● TEXT PROVIDED:
[Start of section]
Continues to rise for 1-2 weeks after liver improving.
May not increase in chronic disease.
Higher in young foals (IgG).

23
Q

First line lab tests.

A

GGT for damage.
- but normal values may not mean absence of liver disease.
Bile acids for liver function.

Think before you send of blood tests:
- can you interpret the result?
- will it change what you do?
- don’t waste time and money.
- fine to send off for live panel but do engage your brain.

24
Q

Ultrasonography of the liver to diagnose liver disease.

A

Can see quite a lot of the liver but not all of it.
Look both sides.
Assess shape, size, changes on parenchyma, dilated bile ducts, obstructions with choleliths.

25
Q

Biopsy of the liver to diagnose liver disease.

A

Ultrasound guided or follow landmarks.
Simple.
Check they can clot first.
But usually low risk.
Not if hepatic lipidosis:
- can make the liver shatter.
Very useful for diagnosis and therefore treatment.
Scoring system for biopsy very useful for prognosis.

26
Q

Treatment for hepatic insufficiency main aims.

A

Largely supportive.
[End of section]
● TO DO: Extract the full liver disease notes, copying every line unchanged. Rely on nothing but the liver disease notes above.

● RECORDS:
[Start of section]
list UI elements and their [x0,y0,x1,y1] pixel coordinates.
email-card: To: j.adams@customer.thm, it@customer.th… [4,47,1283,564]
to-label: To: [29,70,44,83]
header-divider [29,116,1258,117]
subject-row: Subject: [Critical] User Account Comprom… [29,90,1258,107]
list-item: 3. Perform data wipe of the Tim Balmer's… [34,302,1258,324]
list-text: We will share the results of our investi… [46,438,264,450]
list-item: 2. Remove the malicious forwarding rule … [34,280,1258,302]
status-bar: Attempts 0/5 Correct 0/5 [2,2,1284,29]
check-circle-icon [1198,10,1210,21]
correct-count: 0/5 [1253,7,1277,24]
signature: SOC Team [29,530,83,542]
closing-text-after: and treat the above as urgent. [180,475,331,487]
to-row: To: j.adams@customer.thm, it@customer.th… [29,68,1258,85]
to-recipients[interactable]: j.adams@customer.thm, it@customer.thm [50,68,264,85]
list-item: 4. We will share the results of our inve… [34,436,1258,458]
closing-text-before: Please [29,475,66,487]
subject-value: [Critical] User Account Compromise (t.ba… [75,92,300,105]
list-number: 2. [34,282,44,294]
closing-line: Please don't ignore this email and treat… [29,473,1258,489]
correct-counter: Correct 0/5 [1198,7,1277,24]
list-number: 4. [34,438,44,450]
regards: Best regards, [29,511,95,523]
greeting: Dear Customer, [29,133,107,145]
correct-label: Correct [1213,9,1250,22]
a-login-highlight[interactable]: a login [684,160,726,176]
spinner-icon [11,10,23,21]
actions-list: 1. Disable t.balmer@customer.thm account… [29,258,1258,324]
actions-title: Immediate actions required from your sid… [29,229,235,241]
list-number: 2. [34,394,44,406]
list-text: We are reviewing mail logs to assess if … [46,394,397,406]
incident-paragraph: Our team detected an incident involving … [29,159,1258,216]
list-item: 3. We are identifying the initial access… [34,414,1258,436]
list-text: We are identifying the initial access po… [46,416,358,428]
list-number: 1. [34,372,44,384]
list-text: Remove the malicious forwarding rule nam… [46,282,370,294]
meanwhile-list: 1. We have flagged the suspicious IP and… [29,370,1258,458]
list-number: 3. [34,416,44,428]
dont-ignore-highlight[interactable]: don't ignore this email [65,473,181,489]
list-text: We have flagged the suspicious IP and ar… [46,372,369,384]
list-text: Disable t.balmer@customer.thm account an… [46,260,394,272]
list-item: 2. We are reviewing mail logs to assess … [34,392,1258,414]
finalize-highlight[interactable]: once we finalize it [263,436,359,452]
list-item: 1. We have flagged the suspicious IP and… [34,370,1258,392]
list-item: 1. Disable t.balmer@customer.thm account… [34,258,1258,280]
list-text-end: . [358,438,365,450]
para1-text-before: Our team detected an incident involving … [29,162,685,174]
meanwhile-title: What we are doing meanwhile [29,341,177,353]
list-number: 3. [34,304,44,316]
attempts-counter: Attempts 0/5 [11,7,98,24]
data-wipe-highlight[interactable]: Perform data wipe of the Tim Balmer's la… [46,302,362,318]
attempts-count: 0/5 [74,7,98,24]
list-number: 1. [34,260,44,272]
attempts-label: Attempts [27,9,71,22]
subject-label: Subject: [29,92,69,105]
[End of section]
● SOLUTION TO THIS PROBLEM:
Continues to rise for 1-2 weeks after liver improving.
May not increase in chronic disease.
Higher in young foals (IgG).

23
Q

First line lab tests.

A

GGT for damage.
- but normal values may not mean absence of liver disease.
Bile acids for liver function.

Think before you send of blood tests:
- can you interpret the result?
- will it change what you do?
- don’t waste time and money.
- fine to send off for live panel but do engage your brain.

24
Q

Ultrasonography of the liver to diagnose liver disease.

A

Can see quite a lot of the liver but not all of it.
Look both sides.
Assess shape, size, changes on parenchyma, dilated bile ducts, obstructions with choleliths.

25
Q

Biopsy of the liver to diagnose liver disease.

A

Ultrasound guided or follow landmarks.
Simple.
Check they can clot first.
But usually low risk.
Not if hepatic lipidosis:
- can make the liver shatter.
Very useful for diagnosis and therefore treatment.
Scoring system for biopsy very useful for prognosis.

26
Q

Treatment for hepatic insufficiency main aims.

A

Largely supportive.